◆ **THE INPUT**:

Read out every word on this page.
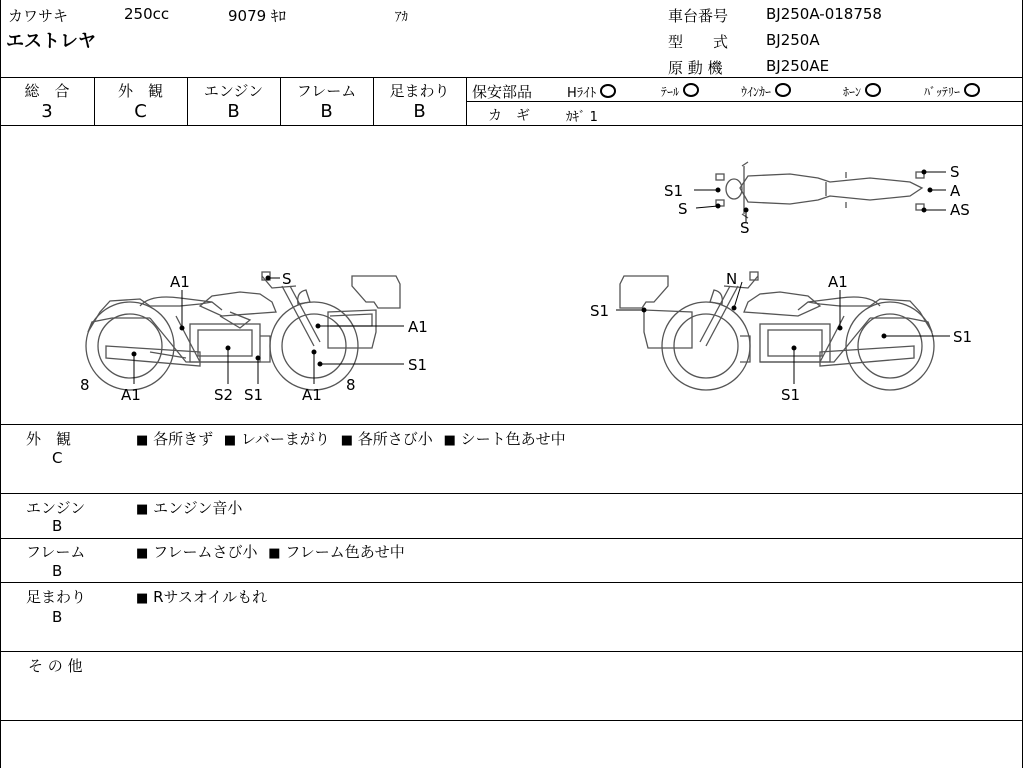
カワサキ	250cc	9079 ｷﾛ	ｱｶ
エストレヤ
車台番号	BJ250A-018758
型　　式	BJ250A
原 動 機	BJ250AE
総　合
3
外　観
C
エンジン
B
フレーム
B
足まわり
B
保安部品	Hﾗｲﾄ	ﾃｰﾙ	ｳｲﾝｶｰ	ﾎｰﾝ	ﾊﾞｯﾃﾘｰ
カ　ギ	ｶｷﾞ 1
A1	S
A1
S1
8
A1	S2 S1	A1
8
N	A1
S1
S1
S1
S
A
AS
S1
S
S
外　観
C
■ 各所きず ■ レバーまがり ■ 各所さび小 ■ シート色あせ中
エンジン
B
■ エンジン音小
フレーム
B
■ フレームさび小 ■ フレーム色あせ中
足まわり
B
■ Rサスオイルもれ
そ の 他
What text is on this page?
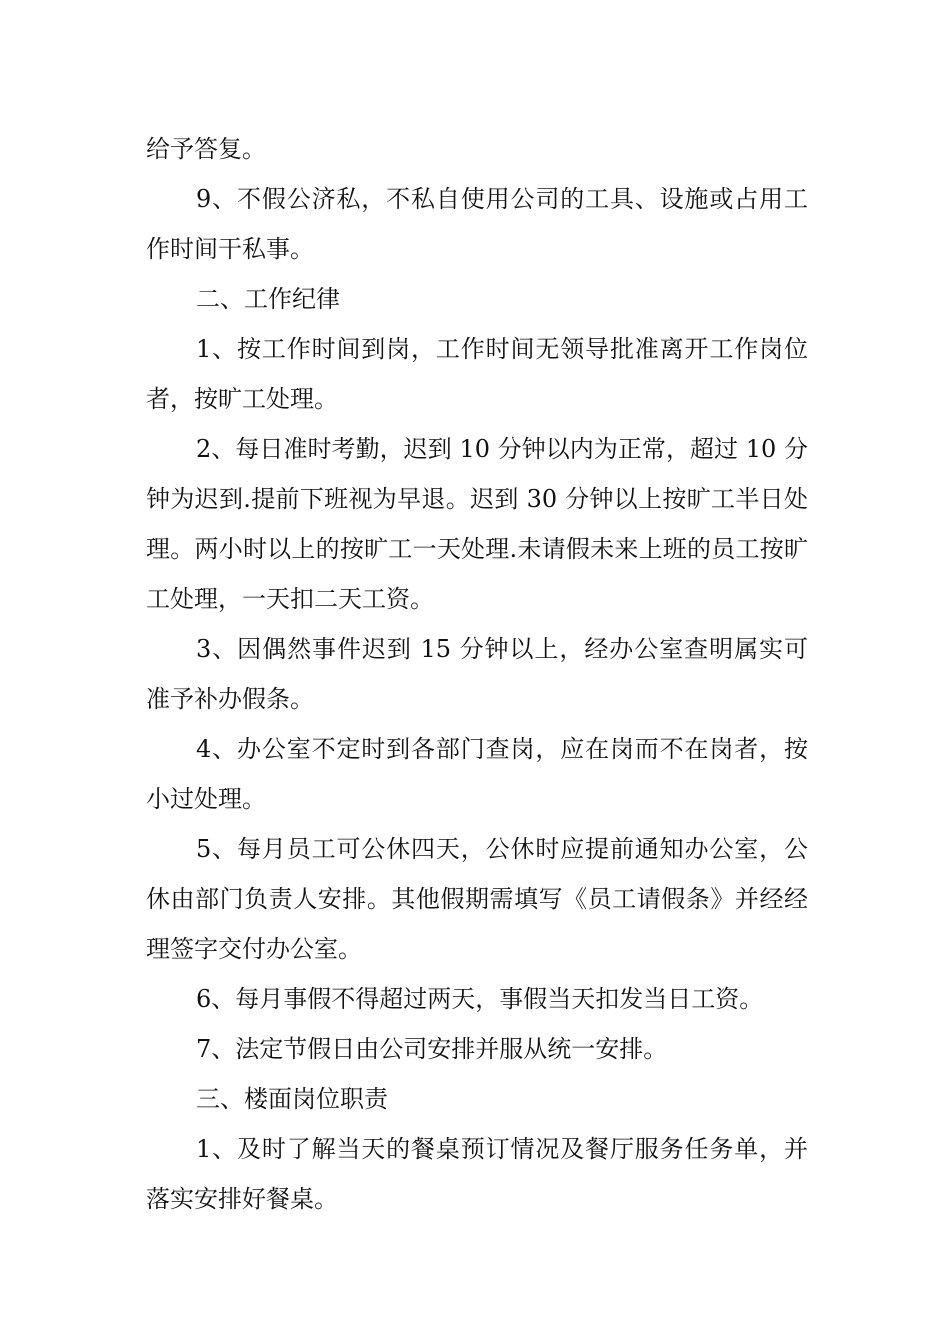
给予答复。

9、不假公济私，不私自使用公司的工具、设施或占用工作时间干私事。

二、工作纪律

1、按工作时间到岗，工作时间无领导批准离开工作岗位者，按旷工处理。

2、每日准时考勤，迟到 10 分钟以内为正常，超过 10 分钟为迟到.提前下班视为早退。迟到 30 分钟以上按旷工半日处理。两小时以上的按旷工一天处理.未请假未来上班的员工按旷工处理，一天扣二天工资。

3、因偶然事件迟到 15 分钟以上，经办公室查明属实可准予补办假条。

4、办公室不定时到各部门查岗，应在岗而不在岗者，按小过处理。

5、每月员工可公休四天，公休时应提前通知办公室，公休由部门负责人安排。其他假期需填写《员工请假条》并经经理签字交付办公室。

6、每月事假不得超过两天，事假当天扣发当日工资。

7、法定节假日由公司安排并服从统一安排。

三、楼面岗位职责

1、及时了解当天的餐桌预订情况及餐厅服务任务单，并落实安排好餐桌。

...

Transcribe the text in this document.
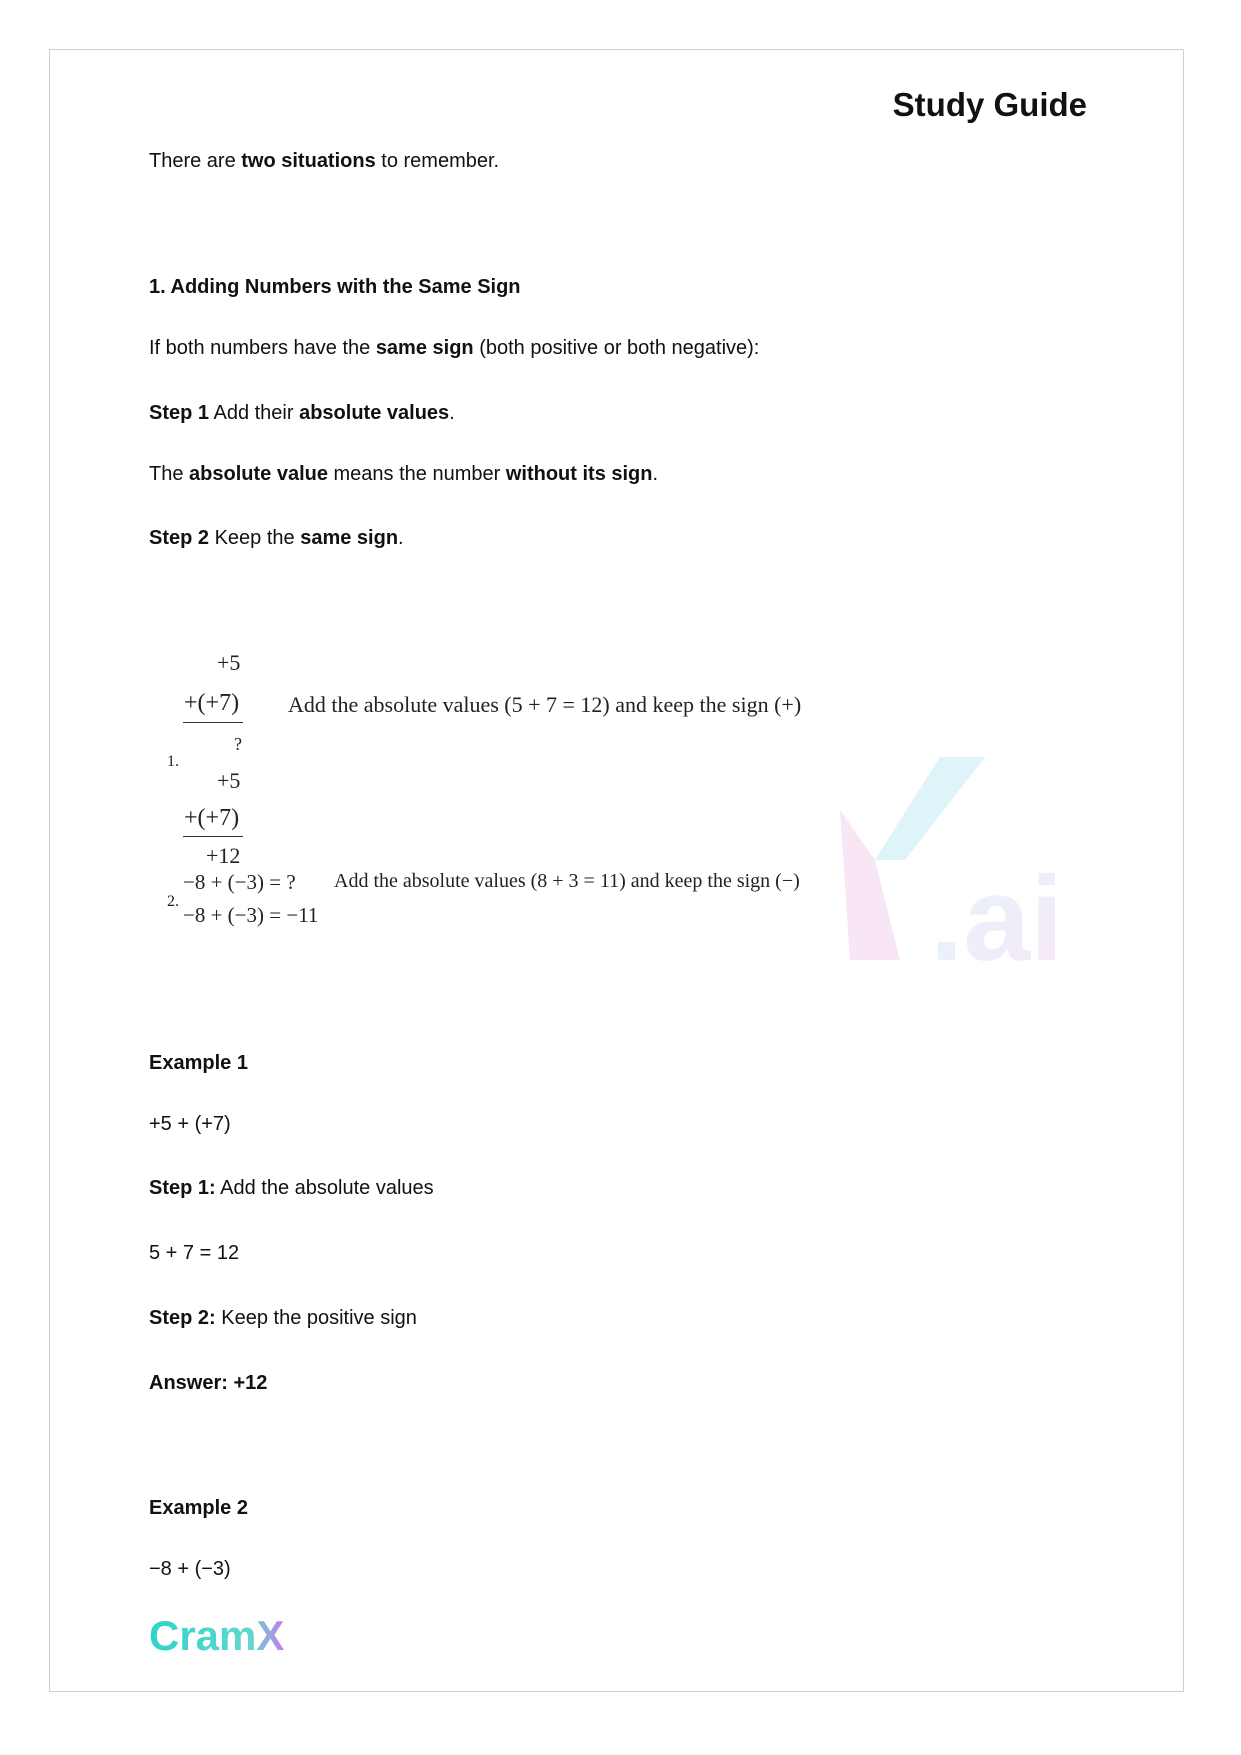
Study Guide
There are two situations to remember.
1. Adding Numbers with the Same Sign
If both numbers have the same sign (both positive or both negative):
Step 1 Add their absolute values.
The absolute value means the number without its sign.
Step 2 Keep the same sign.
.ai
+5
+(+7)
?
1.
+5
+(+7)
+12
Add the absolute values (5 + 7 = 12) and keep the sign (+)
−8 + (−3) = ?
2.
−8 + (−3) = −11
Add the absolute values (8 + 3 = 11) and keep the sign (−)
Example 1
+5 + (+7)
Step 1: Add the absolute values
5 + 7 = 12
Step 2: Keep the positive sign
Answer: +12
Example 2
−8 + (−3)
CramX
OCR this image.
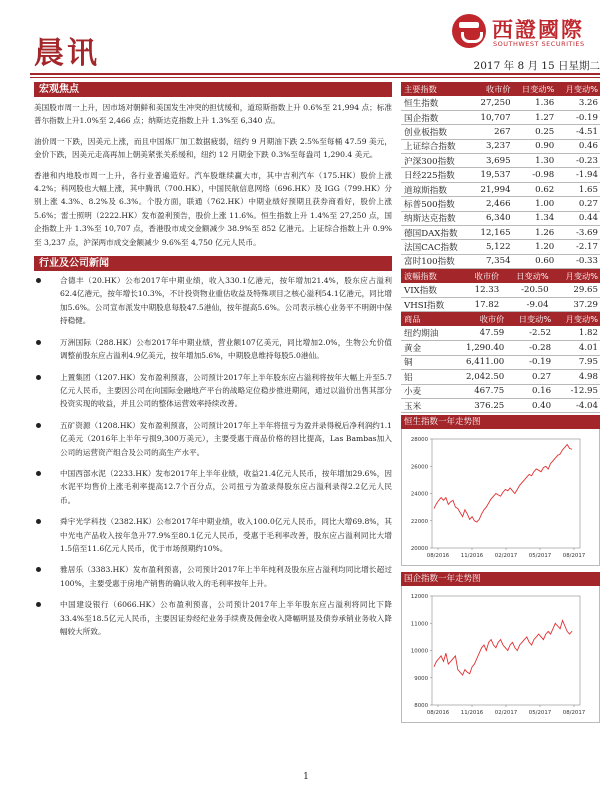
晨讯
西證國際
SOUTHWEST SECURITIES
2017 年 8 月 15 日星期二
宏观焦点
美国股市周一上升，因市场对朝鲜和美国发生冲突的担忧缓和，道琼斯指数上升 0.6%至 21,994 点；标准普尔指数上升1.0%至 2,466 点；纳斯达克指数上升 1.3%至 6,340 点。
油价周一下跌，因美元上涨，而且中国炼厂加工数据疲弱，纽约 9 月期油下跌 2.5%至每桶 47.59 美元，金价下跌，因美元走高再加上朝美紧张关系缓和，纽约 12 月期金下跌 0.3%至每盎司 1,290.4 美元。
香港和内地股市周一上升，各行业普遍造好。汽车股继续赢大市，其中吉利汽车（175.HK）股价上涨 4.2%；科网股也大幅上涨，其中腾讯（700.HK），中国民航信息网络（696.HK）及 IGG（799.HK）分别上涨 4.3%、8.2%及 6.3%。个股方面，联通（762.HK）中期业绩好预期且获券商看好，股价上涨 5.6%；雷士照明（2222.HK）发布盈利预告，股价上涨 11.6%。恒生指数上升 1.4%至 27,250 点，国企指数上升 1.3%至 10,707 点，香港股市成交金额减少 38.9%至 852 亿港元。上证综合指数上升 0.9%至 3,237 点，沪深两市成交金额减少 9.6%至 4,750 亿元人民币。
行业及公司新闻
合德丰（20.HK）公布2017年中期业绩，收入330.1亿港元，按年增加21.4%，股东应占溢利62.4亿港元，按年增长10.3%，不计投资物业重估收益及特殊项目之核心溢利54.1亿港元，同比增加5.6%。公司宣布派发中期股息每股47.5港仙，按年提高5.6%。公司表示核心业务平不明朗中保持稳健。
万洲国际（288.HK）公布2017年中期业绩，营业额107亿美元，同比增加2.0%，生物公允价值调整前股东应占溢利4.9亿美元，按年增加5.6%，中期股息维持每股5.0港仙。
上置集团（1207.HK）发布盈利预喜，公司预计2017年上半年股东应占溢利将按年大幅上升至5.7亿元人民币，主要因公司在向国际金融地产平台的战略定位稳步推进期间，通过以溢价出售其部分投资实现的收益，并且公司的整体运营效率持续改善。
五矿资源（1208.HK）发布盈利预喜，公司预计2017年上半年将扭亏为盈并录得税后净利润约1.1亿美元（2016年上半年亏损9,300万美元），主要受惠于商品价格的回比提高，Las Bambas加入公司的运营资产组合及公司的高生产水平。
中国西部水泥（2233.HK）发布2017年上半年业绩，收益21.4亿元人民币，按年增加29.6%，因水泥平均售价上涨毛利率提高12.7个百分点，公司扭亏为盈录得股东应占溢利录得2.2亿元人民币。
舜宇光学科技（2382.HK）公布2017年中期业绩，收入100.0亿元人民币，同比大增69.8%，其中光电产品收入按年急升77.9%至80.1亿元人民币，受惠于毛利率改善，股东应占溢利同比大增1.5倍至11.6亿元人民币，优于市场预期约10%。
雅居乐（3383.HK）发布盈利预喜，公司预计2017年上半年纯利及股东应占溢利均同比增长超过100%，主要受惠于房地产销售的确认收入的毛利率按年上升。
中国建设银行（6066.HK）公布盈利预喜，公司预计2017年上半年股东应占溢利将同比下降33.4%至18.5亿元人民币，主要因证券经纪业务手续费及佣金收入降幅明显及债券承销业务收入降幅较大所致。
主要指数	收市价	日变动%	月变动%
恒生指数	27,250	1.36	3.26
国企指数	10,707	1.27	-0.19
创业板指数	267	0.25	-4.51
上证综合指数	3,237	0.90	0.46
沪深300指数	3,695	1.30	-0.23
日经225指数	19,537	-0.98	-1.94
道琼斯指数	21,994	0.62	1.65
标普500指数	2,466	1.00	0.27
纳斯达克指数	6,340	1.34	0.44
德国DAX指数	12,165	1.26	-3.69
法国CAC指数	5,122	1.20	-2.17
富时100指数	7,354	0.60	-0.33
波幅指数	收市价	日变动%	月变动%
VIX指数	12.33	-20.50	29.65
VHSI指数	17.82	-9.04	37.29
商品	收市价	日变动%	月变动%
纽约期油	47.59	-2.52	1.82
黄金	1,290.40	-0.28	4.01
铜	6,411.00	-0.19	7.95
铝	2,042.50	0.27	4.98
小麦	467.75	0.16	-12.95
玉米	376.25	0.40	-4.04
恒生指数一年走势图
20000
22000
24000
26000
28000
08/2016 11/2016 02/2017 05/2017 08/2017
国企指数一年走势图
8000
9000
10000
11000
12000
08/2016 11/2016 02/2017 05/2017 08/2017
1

◆ **WHAT THIS TASK INVOLVES**: Search the lines above for the string "values" and copy each line that has it.

◆ **RESPONSE BELOW**:
Step 1 Add their absolute values.
Add the absolute values (5 + 7 = 12) and keep the sign (+)
Add the absolute values (8 + 3 = 11) and keep the sign (−)
Step 1: Add the absolute values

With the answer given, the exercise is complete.